### Task directions
Check every line of the data below for the string "atividades", and copy the ones that hold it.

### Entries provided
★ ★ ★ ★ ★ ★ ★

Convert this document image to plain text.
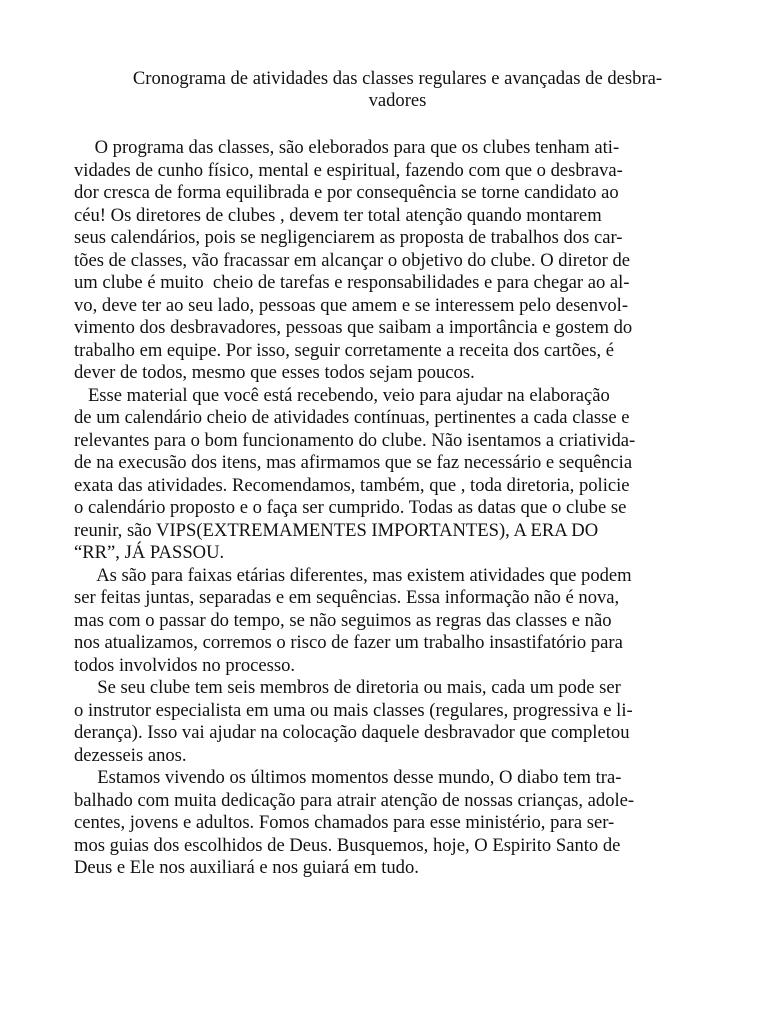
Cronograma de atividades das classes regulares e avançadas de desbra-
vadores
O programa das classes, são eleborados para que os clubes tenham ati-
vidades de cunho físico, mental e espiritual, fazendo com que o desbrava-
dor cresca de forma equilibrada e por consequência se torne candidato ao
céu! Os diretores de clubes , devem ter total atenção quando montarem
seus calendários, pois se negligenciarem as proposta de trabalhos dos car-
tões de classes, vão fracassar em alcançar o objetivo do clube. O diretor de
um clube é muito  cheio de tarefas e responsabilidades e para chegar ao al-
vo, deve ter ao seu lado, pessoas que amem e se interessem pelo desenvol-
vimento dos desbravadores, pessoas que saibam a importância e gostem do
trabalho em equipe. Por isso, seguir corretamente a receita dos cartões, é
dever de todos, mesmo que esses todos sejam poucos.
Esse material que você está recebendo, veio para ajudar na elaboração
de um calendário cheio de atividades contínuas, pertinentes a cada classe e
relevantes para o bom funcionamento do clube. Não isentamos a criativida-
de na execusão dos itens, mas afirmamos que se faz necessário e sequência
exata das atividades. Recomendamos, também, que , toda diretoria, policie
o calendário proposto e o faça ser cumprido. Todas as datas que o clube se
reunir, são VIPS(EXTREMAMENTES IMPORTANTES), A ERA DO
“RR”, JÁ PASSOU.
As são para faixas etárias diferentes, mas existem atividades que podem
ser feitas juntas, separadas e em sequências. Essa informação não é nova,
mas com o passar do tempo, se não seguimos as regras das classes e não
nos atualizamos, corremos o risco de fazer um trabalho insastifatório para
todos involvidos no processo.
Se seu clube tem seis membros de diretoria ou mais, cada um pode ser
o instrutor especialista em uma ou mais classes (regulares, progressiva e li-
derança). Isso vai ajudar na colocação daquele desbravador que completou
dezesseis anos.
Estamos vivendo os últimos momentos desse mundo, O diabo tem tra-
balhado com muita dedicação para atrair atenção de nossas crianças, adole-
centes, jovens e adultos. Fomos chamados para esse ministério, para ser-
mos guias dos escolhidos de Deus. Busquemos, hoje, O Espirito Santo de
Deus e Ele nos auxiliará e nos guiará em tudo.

★ ★ ★ ★ ★ ★ ★

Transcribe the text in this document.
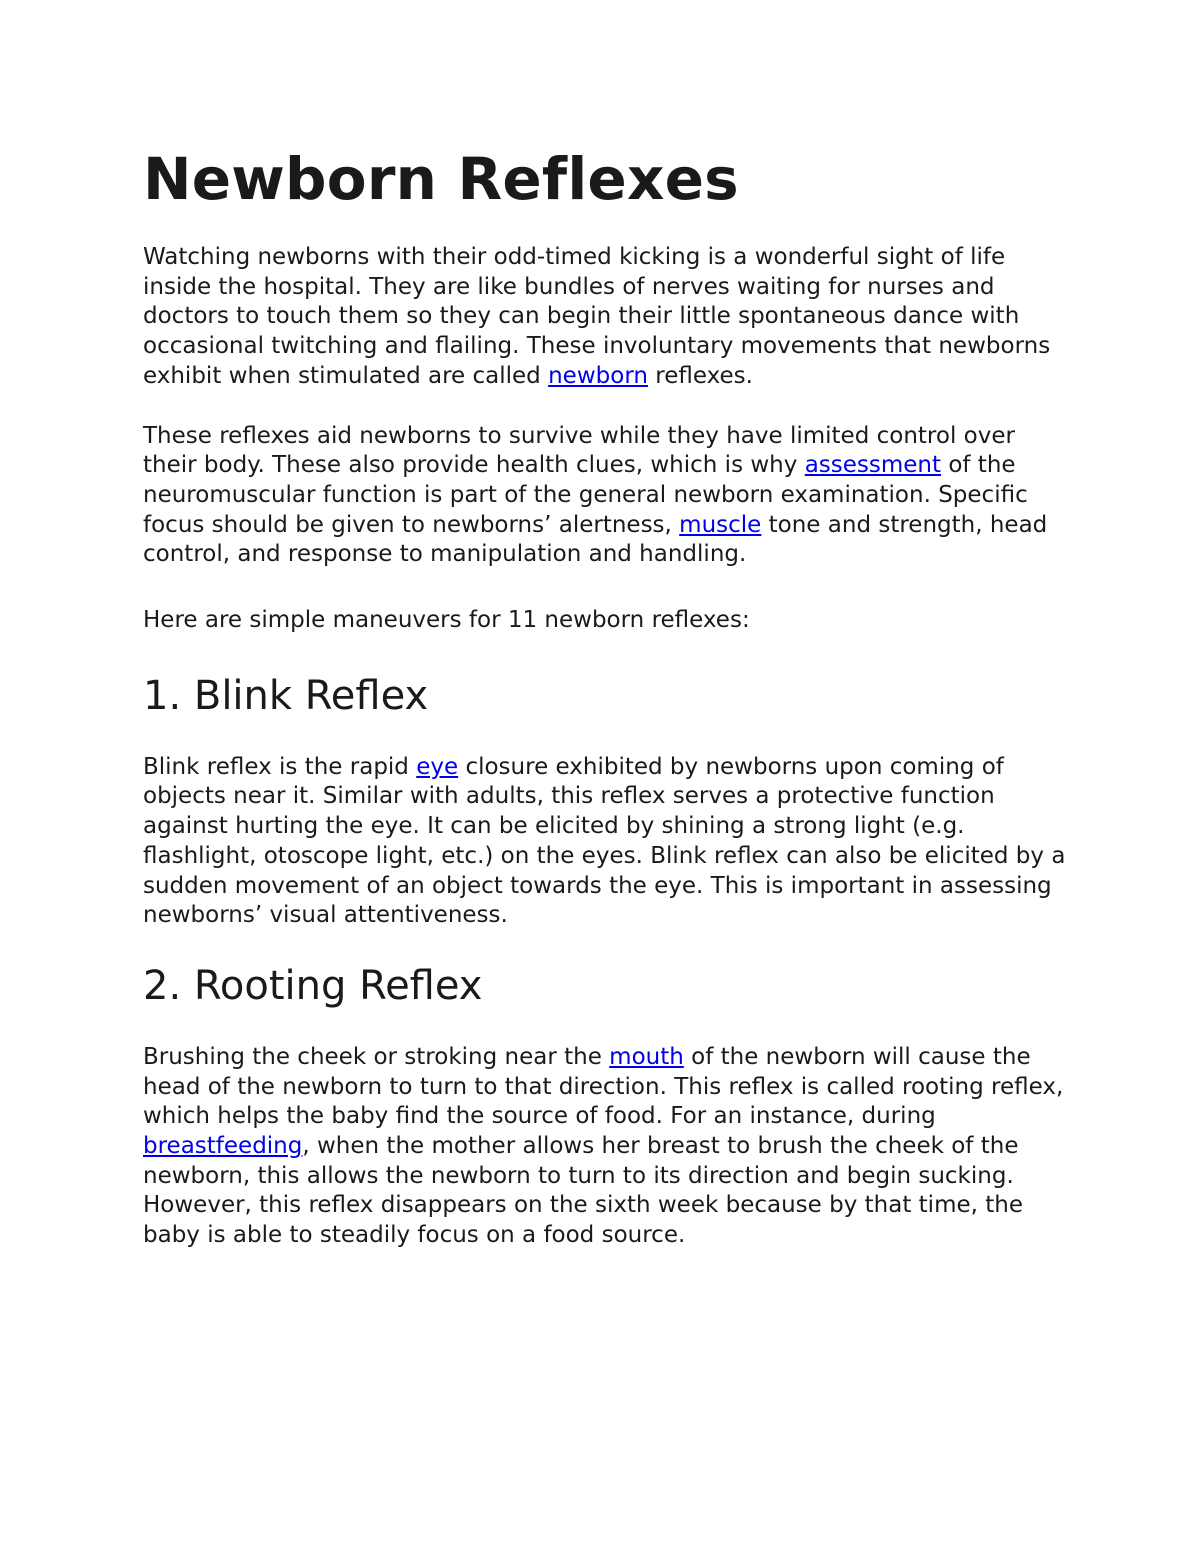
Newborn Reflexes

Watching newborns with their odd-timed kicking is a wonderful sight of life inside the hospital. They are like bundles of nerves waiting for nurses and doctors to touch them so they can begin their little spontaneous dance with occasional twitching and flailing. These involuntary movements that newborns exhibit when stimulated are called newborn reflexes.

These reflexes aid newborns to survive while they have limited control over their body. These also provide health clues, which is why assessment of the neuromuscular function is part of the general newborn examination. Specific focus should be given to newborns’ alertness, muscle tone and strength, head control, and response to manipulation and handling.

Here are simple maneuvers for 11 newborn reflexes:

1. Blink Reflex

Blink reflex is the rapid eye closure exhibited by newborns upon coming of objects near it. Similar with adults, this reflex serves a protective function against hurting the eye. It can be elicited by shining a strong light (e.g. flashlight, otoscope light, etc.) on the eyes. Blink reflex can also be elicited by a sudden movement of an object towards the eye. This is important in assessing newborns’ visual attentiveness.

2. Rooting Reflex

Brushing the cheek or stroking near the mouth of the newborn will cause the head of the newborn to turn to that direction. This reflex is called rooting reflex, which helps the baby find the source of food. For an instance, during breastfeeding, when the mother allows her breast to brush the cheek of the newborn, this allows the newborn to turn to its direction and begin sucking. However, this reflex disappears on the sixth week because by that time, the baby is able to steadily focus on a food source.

★ ★ ★ ★ ★ ★ ★

### Response for this exercise
Cronograma de atividades das classes regulares e avançadas de desbra-
de um calendário cheio de atividades contínuas, pertinentes a cada classe e
exata das atividades. Recomendamos, também, que , toda diretoria, policie
As são para faixas etárias diferentes, mas existem atividades que podem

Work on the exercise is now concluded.